Write out the whole listing again, exactly.

(Dataset records)
►

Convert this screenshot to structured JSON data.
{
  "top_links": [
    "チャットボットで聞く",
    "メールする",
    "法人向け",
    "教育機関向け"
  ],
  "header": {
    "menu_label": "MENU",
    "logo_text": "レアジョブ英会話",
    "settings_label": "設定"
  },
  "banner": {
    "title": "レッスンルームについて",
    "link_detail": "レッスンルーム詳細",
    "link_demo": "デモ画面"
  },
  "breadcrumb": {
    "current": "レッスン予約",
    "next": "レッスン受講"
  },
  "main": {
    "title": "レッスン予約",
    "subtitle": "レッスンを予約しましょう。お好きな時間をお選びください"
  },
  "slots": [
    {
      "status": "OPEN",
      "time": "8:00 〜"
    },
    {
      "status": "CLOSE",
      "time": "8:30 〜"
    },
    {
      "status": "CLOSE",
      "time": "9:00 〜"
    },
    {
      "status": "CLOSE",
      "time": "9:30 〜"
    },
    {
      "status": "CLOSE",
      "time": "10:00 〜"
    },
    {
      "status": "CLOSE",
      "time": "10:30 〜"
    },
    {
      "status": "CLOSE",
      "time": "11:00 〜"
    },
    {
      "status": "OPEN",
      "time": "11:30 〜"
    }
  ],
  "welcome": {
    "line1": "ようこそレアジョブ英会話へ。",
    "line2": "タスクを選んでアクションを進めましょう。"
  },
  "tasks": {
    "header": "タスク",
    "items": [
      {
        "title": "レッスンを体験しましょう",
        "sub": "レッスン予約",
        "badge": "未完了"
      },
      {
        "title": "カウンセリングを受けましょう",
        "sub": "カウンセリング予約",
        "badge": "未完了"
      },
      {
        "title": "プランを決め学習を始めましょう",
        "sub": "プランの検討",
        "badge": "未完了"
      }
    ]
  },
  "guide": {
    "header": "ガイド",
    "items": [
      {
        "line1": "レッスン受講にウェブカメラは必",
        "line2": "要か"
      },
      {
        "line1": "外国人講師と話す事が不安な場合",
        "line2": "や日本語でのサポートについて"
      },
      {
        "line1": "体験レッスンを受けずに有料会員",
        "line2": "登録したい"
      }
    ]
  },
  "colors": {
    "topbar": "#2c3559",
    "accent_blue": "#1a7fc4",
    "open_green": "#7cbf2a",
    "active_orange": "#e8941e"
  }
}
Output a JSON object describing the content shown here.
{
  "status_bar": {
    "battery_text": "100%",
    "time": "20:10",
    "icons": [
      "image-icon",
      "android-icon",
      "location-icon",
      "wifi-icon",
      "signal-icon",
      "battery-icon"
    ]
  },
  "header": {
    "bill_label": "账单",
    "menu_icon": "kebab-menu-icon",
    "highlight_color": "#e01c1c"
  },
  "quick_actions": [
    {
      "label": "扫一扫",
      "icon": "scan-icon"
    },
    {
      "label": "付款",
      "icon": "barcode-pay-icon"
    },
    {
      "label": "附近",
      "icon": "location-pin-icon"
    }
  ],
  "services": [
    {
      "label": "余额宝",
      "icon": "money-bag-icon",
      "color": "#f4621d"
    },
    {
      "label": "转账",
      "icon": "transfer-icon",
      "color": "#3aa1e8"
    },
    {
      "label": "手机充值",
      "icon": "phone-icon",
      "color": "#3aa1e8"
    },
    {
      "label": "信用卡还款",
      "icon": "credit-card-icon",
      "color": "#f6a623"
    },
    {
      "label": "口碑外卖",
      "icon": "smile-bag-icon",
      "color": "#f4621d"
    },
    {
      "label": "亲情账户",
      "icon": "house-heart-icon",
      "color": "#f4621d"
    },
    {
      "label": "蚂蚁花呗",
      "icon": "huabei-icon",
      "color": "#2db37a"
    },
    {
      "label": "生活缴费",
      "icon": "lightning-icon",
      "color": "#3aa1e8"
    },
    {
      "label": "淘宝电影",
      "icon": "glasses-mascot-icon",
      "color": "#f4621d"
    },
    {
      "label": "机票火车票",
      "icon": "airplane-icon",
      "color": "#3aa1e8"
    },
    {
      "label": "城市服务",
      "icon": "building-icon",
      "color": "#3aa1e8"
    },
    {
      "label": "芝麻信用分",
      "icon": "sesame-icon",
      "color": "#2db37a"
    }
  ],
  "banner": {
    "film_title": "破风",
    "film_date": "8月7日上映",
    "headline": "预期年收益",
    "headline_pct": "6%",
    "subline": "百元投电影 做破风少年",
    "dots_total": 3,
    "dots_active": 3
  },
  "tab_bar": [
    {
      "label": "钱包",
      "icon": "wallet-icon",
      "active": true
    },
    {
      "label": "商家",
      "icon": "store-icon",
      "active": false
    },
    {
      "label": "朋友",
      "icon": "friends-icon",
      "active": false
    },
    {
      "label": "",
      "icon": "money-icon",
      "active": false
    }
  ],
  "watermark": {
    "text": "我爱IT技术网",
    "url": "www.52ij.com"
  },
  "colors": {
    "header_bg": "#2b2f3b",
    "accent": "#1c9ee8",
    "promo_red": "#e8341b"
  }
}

◄

TASK RESULT:
Convert this screenshot to structured JSON data.
{
  "top_links": [
    "チャットボットで聞く",
    "メールする",
    "法人向け",
    "教育機関向け"
  ],
  "header": {
    "menu_label": "MENU",
    "logo_text": "レアジョブ英会話",
    "settings_label": "設定"
  },
  "banner": {
    "title": "レッスンルームについて",
    "link_detail": "レッスンルーム詳細",
    "link_demo": "デモ画面"
  },
  "breadcrumb": {
    "current": "レッスン予約",
    "next": "レッスン受講"
  },
  "main": {
    "title": "レッスン予約",
    "subtitle": "レッスンを予約しましょう。お好きな時間をお選びください"
  },
  "slots": [
    {
      "status": "OPEN",
      "time": "8:00 〜"
    },
    {
      "status": "CLOSE",
      "time": "8:30 〜"
    },
    {
      "status": "CLOSE",
      "time": "9:00 〜"
    },
    {
      "status": "CLOSE",
      "time": "9:30 〜"
    },
    {
      "status": "CLOSE",
      "time": "10:00 〜"
    },
    {
      "status": "CLOSE",
      "time": "10:30 〜"
    },
    {
      "status": "CLOSE",
      "time": "11:00 〜"
    },
    {
      "status": "OPEN",
      "time": "11:30 〜"
    }
  ],
  "welcome": {
    "line1": "ようこそレアジョブ英会話へ。",
    "line2": "タスクを選んでアクションを進めましょう。"
  },
  "tasks": {
    "header": "タスク",
    "items": [
      {
        "title": "レッスンを体験しましょう",
        "sub": "レッスン予約",
        "badge": "未完了"
      },
      {
        "title": "カウンセリングを受けましょう",
        "sub": "カウンセリング予約",
        "badge": "未完了"
      },
      {
        "title": "プランを決め学習を始めましょう",
        "sub": "プランの検討",
        "badge": "未完了"
      }
    ]
  },
  "guide": {
    "header": "ガイド",
    "items": [
      {
        "line1": "レッスン受講にウェブカメラは必",
        "line2": "要か"
      },
      {
        "line1": "外国人講師と話す事が不安な場合",
        "line2": "や日本語でのサポートについて"
      },
      {
        "line1": "体験レッスンを受けずに有料会員",
        "line2": "登録したい"
      }
    ]
  },
  "colors": {
    "topbar": "#2c3559",
    "accent_blue": "#1a7fc4",
    "open_green": "#7cbf2a",
    "active_orange": "#e8941e"
  }
}
Output a JSON object describing the content shown here.
{
  "status_bar": {
    "battery_text": "100%",
    "time": "20:10",
    "icons": [
      "image-icon",
      "android-icon",
      "location-icon",
      "wifi-icon",
      "signal-icon",
      "battery-icon"
    ]
  },
  "header": {
    "bill_label": "账单",
    "menu_icon": "kebab-menu-icon",
    "highlight_color": "#e01c1c"
  },
  "quick_actions": [
    {
      "label": "扫一扫",
      "icon": "scan-icon"
    },
    {
      "label": "付款",
      "icon": "barcode-pay-icon"
    },
    {
      "label": "附近",
      "icon": "location-pin-icon"
    }
  ],
  "services": [
    {
      "label": "余额宝",
      "icon": "money-bag-icon",
      "color": "#f4621d"
    },
    {
      "label": "转账",
      "icon": "transfer-icon",
      "color": "#3aa1e8"
    },
    {
      "label": "手机充值",
      "icon": "phone-icon",
      "color": "#3aa1e8"
    },
    {
      "label": "信用卡还款",
      "icon": "credit-card-icon",
      "color": "#f6a623"
    },
    {
      "label": "口碑外卖",
      "icon": "smile-bag-icon",
      "color": "#f4621d"
    },
    {
      "label": "亲情账户",
      "icon": "house-heart-icon",
      "color": "#f4621d"
    },
    {
      "label": "蚂蚁花呗",
      "icon": "huabei-icon",
      "color": "#2db37a"
    },
    {
      "label": "生活缴费",
      "icon": "lightning-icon",
      "color": "#3aa1e8"
    },
    {
      "label": "淘宝电影",
      "icon": "glasses-mascot-icon",
      "color": "#f4621d"
    },
    {
      "label": "机票火车票",
      "icon": "airplane-icon",
      "color": "#3aa1e8"
    },
    {
      "label": "城市服务",
      "icon": "building-icon",
      "color": "#3aa1e8"
    },
    {
      "label": "芝麻信用分",
      "icon": "sesame-icon",
      "color": "#2db37a"
    }
  ],
  "banner": {
    "film_title": "破风",
    "film_date": "8月7日上映",
    "headline": "预期年收益",
    "headline_pct": "6%",
    "subline": "百元投电影 做破风少年",
    "dots_total": 3,
    "dots_active": 3
  },
  "tab_bar": [
    {
      "label": "钱包",
      "icon": "wallet-icon",
      "active": true
    },
    {
      "label": "商家",
      "icon": "store-icon",
      "active": false
    },
    {
      "label": "朋友",
      "icon": "friends-icon",
      "active": false
    },
    {
      "label": "",
      "icon": "money-icon",
      "active": false
    }
  ],
  "watermark": {
    "text": "我爱IT技术网",
    "url": "www.52ij.com"
  },
  "colors": {
    "header_bg": "#2b2f3b",
    "accent": "#1c9ee8",
    "promo_red": "#e8341b"
  }
}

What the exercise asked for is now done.